## SET TASK
Read through the records below and copy each line that uses the word "there".

## DATA FOR THE TASK
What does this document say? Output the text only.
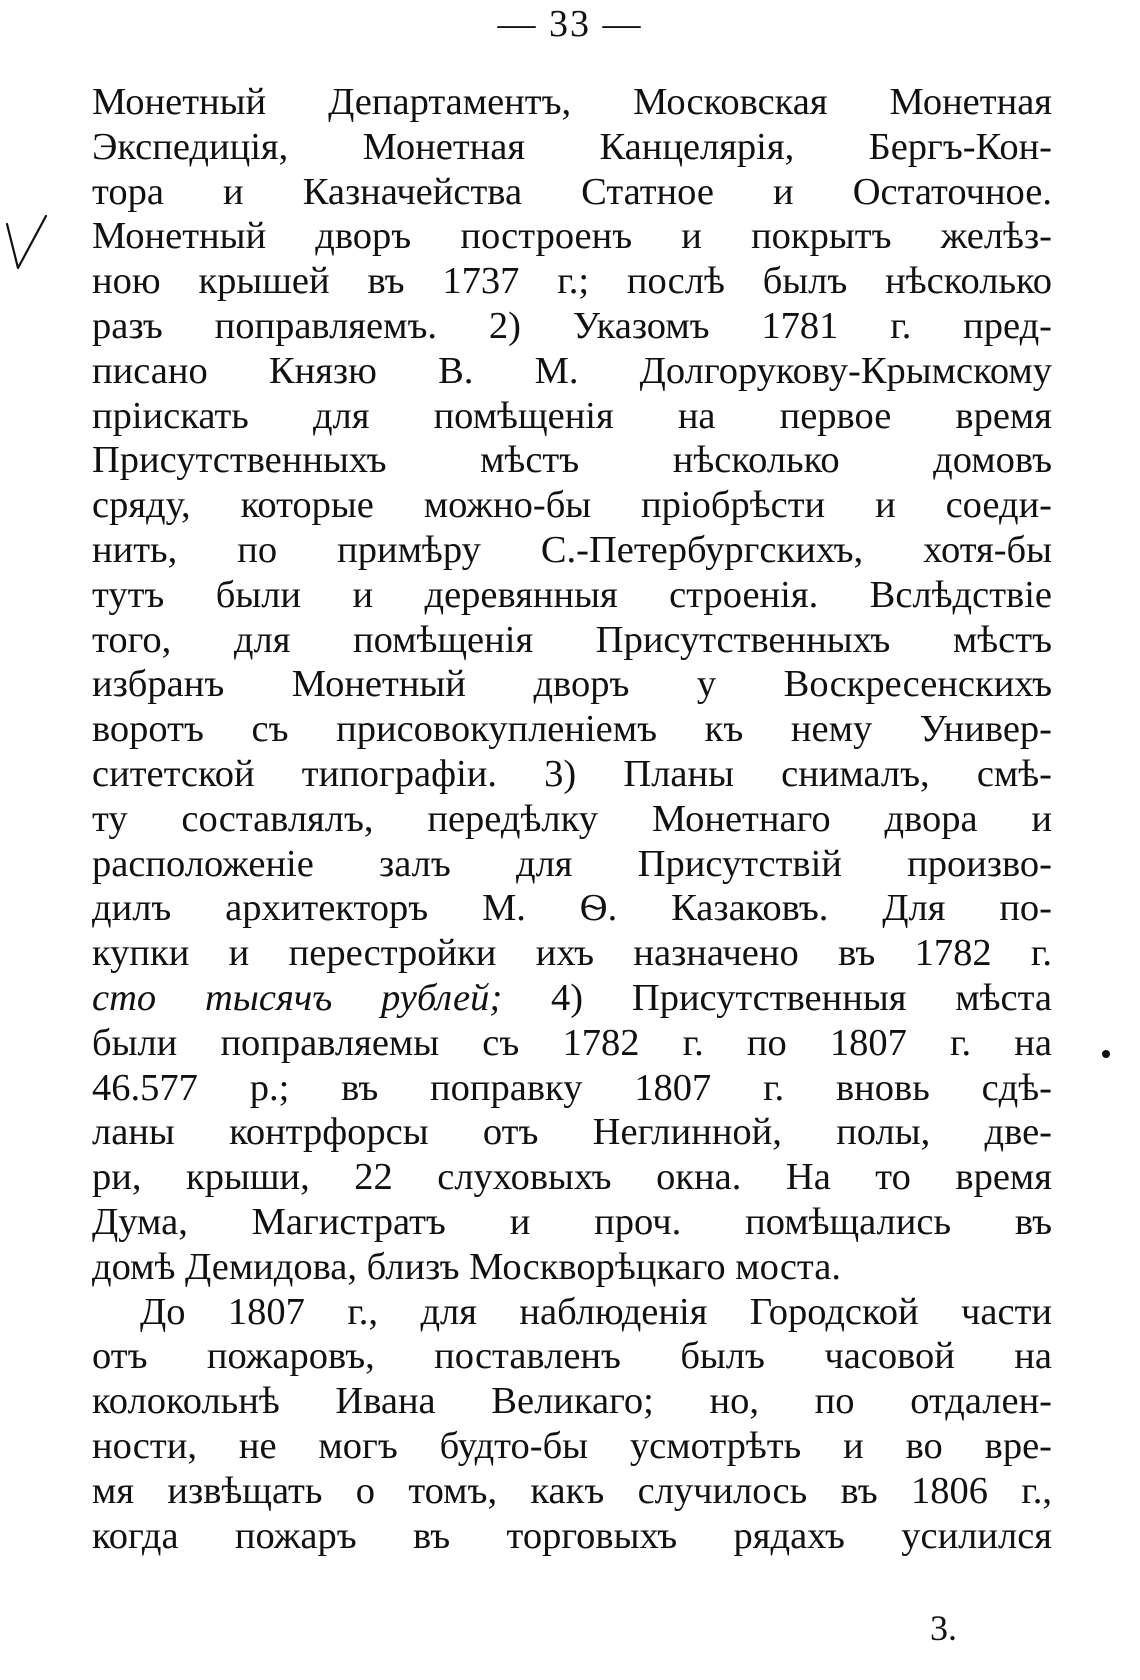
— 33 —
Монетный Департаментъ, Московская Монетная
Экспедиція, Монетная Канцелярія, Бергъ-Кон-
тора и Казначейства Статное и Остаточное.
Монетный дворъ построенъ и покрытъ желѣз-
ною крышей въ 1737 г.; послѣ былъ нѣсколько
разъ поправляемъ. 2) Указомъ 1781 г. пред-
писано Князю В. М. Долгорукову-Крымскому
пріискать для помѣщенія на первое время
Присутственныхъ мѣстъ нѣсколько домовъ
сряду, которые можно-бы пріобрѣсти и соеди-
нить, по примѣру С.-Петербургскихъ, хотя-бы
тутъ были и деревянныя строенія. Вслѣдствіе
того, для помѣщенія Присутственныхъ мѣстъ
избранъ Монетный дворъ у Воскресенскихъ
воротъ съ присовокупленіемъ къ нему Универ-
ситетской типографіи. 3) Планы снималъ, смѣ-
ту составлялъ, передѣлку Монетнаго двора и
расположеніе залъ для Присутствій произво-
дилъ архитекторъ М. Ѳ. Казаковъ. Для по-
купки и перестройки ихъ назначено въ 1782 г.
сто тысячъ рублей; 4) Присутственныя мѣста
были поправляемы съ 1782 г. по 1807 г. на
46.577 р.; въ поправку 1807 г. вновь сдѣ-
ланы контрфорсы отъ Неглинной, полы, две-
ри, крыши, 22 слуховыхъ окна. На то время
Дума, Магистратъ и проч. помѣщались въ
домѣ Демидова, близъ Москворѣцкаго моста.
До 1807 г., для наблюденія Городской части
отъ пожаровъ, поставленъ былъ часовой на
колокольнѣ Ивана Великаго; но, по отдален-
ности, не могъ будто-бы усмотрѣть и во вре-
мя извѣщать о томъ, какъ случилось въ 1806 г.,
когда пожаръ въ торговыхъ рядахъ усилился
3.
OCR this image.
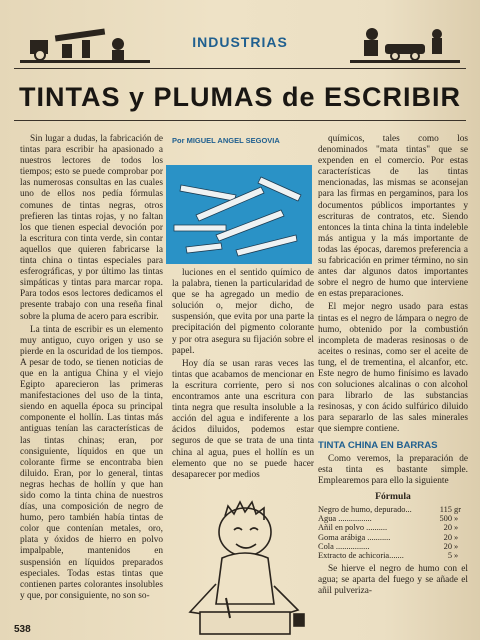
INDUSTRIAS
TINTAS y PLUMAS de ESCRIBIR

Sin lugar a dudas, la fabricación de tintas para escribir ha apasionado a nuestros lectores de todos los tiempos; esto se puede comprobar por las numerosas consultas en las cuales uno de ellos nos pedía fórmulas comunes de tintas negras, otros prefieren las tintas rojas, y no faltan los que tienen especial devoción por la escritura con tinta verde, sin contar aquellos que quieren fabricarse la tinta china o tintas especiales para esferográficas, y por último las tintas simpáticas y tintas para marcar ropa. Para todos esos lectores dedicamos el presente trabajo con una reseña final sobre la pluma de acero para escribir.

La tinta de escribir es un elemento muy antiguo, cuyo origen y uso se pierde en la oscuridad de los tiempos. A pesar de todo, se tienen noticias de que en la antigua China y el viejo Egipto aparecieron las primeras manifestaciones del uso de la tinta, siendo en aquella época su principal componente el hollín. Las tintas más antiguas tenían las características de las tintas chinas; eran, por consiguiente, líquidos en que un colorante firme se encontraba bien diluido. Eran, por lo general, tintas negras hechas de hollín y que han sido como la tinta china de nuestros días, una composición de negro de humo, pero también había tintas de color que contenían metales, oro, plata y óxidos de hierro en polvo impalpable, mantenidos en suspensión en líquidos preparados especiales. Todas estas tintas que contienen partes colorantes insolubles y que, por consiguiente, no son so-

Por MIGUEL ANGEL SEGOVIA

luciones en el sentido químico de la palabra, tienen la particularidad de que se ha agregado un medio de solución o, mejor dicho, de suspensión, que evita por una parte la precipitación del pigmento colorante y por otra asegura su fijación sobre el papel.

Hoy día se usan raras veces las tintas que acabamos de mencionar en la escritura corriente, pero si nos encontramos ante una escritura con tinta negra que resulta insoluble a la acción del agua e indiferente a los ácidos diluidos, podemos estar seguros de que se trata de una tinta china al agua, pues el hollín es un elemento que no se puede hacer desaparecer por medios

químicos, tales como los denominados "mata tintas" que se expenden en el comercio. Por estas características de las tintas mencionadas, las mismas se aconsejan para las firmas en pergaminos, para los documentos públicos importantes y escrituras de contratos, etc. Siendo entonces la tinta china la tinta indeleble más antigua y la más importante de todas las épocas, daremos preferencia a su fabricación en primer término, no sin antes dar algunos datos importantes sobre el negro de humo que interviene en estas preparaciones.

El mejor negro usado para estas tintas es el negro de lámpara o negro de humo, obtenido por la combustión incompleta de maderas resinosas o de aceites o resinas, como ser el aceite de tung, el de trementina, el alcanfor, etc. Este negro de humo finísimo es lavado con soluciones alcalinas o con alcohol para librarlo de las substancias resinosas, y con ácido sulfúrico diluido para separarlo de las sales minerales que siempre contiene.

TINTA CHINA EN BARRAS

Como veremos, la preparación de esta tinta es bastante simple. Emplearemos para ello la siguiente

Fórmula
Negro de humo, depurado...	115	gr
Agua ................	500	»
Añil en polvo ..........	20	»
Goma arábiga ...........	20	»
Cola ................	20	»
Extracto de achicoria.......	5	»

Se hierve el negro de humo con el agua; se aparta del fuego y se añade el añil pulveriza-

538
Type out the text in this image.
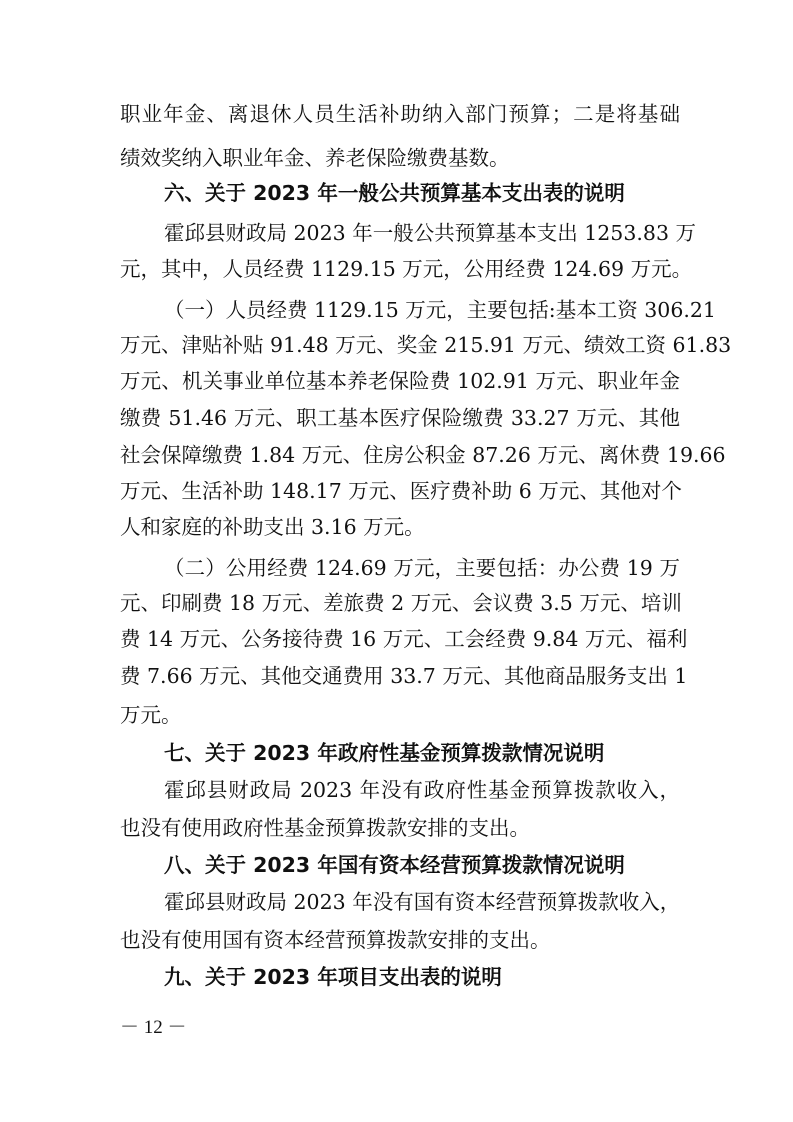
职业年金、离退休人员生活补助纳入部门预算；二是将基础
绩效奖纳入职业年金、养老保险缴费基数。
六、关于 2023 年一般公共预算基本支出表的说明
霍邱县财政局 2023 年一般公共预算基本支出 1253.83 万
元，其中，人员经费 1129.15 万元，公用经费 124.69 万元。
（一）人员经费 1129.15 万元，主要包括:基本工资 306.21
万元、津贴补贴 91.48 万元、奖金 215.91 万元、绩效工资 61.83
万元、机关事业单位基本养老保险费 102.91 万元、职业年金
缴费 51.46 万元、职工基本医疗保险缴费 33.27 万元、其他
社会保障缴费 1.84 万元、住房公积金 87.26 万元、离休费 19.66
万元、生活补助 148.17 万元、医疗费补助 6 万元、其他对个
人和家庭的补助支出 3.16 万元。
（二）公用经费 124.69 万元，主要包括：办公费 19 万
元、印刷费 18 万元、差旅费 2 万元、会议费 3.5 万元、培训
费 14 万元、公务接待费 16 万元、工会经费 9.84 万元、福利
费 7.66 万元、其他交通费用 33.7 万元、其他商品服务支出 1
万元。
七、关于 2023 年政府性基金预算拨款情况说明
霍邱县财政局 2023 年没有政府性基金预算拨款收入，
也没有使用政府性基金预算拨款安排的支出。
八、关于 2023 年国有资本经营预算拨款情况说明
霍邱县财政局 2023 年没有国有资本经营预算拨款收入，
也没有使用国有资本经营预算拨款安排的支出。
九、关于 2023 年项目支出表的说明
－ 12 －
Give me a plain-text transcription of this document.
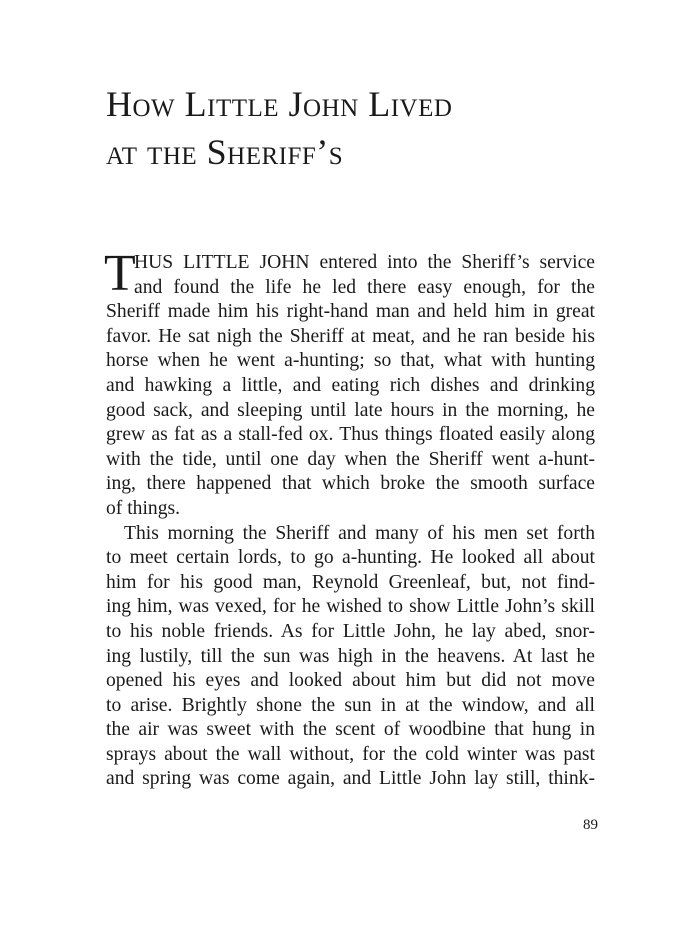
How Little John Lived
at the Sheriff’s
T
HUS LITTLE JOHN entered into the Sheriff’s service
and found the life he led there easy enough, for the
Sheriff made him his right-hand man and held him in great
favor. He sat nigh the Sheriff at meat, and he ran beside his
horse when he went a-hunting; so that, what with hunting
and hawking a little, and eating rich dishes and drinking
good sack, and sleeping until late hours in the morning, he
grew as fat as a stall-fed ox. Thus things floated easily along
with the tide, until one day when the Sheriff went a-hunt-
ing, there happened that which broke the smooth surface
of things.
This morning the Sheriff and many of his men set forth
to meet certain lords, to go a-hunting. He looked all about
him for his good man, Reynold Greenleaf, but, not find-
ing him, was vexed, for he wished to show Little John’s skill
to his noble friends. As for Little John, he lay abed, snor-
ing lustily, till the sun was high in the heavens. At last he
opened his eyes and looked about him but did not move
to arise. Brightly shone the sun in at the window, and all
the air was sweet with the scent of woodbine that hung in
sprays about the wall without, for the cold winter was past
and spring was come again, and Little John lay still, think-

89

## TASK ANSWER
and found the life he led there easy enough, for the
ing, there happened that which broke the smooth surface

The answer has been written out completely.